GIVEN PROBLEM — Copy out each line of the listing that has the word "type" in it.

══════════

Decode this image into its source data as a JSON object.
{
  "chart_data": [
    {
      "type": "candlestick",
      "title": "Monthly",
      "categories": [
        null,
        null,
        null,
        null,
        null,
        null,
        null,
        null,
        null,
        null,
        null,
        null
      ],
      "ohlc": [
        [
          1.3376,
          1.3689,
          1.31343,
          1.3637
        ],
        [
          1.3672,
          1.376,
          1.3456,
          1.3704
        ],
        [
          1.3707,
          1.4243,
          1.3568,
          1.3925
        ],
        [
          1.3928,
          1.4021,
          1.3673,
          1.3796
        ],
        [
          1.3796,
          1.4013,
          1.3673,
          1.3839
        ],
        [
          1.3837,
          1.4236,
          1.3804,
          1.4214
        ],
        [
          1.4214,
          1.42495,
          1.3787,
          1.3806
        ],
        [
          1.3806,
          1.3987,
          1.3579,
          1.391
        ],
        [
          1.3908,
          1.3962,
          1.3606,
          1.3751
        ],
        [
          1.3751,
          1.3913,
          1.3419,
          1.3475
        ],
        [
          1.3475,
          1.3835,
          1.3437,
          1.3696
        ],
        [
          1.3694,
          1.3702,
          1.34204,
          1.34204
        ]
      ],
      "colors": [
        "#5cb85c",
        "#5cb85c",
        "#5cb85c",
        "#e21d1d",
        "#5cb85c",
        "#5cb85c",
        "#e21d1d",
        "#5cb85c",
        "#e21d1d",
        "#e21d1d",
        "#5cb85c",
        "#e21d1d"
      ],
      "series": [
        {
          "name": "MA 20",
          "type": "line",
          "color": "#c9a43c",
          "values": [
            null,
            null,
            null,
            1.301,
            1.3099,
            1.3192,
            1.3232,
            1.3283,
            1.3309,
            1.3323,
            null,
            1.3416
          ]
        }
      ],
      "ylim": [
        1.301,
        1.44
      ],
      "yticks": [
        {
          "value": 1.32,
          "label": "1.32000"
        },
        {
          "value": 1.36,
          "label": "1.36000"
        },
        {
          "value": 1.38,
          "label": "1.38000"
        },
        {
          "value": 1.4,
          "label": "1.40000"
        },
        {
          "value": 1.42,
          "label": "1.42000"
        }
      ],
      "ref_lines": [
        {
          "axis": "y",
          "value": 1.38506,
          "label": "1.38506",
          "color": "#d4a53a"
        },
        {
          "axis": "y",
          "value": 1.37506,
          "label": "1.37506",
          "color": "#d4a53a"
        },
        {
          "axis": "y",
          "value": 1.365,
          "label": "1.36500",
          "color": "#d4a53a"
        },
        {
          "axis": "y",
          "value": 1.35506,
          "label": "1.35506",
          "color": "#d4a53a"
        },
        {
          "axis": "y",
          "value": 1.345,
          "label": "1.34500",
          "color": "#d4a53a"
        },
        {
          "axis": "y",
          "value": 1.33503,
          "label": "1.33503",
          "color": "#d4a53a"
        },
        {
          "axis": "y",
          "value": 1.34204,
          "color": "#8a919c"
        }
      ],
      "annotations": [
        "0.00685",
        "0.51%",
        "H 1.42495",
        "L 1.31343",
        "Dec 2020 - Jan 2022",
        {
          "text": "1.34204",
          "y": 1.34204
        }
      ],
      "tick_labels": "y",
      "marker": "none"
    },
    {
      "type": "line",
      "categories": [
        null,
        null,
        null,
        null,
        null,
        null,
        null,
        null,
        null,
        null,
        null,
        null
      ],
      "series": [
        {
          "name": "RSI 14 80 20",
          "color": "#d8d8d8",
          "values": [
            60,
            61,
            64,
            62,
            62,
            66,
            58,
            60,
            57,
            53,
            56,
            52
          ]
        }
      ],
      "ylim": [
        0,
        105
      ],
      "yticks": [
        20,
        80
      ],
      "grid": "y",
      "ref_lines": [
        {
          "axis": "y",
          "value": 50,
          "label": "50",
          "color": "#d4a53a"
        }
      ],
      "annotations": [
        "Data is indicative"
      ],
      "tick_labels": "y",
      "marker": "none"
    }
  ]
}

══════════

WRITTEN SOLUTION —
      "type": "candlestick",
          "type": "line",
      "type": "line",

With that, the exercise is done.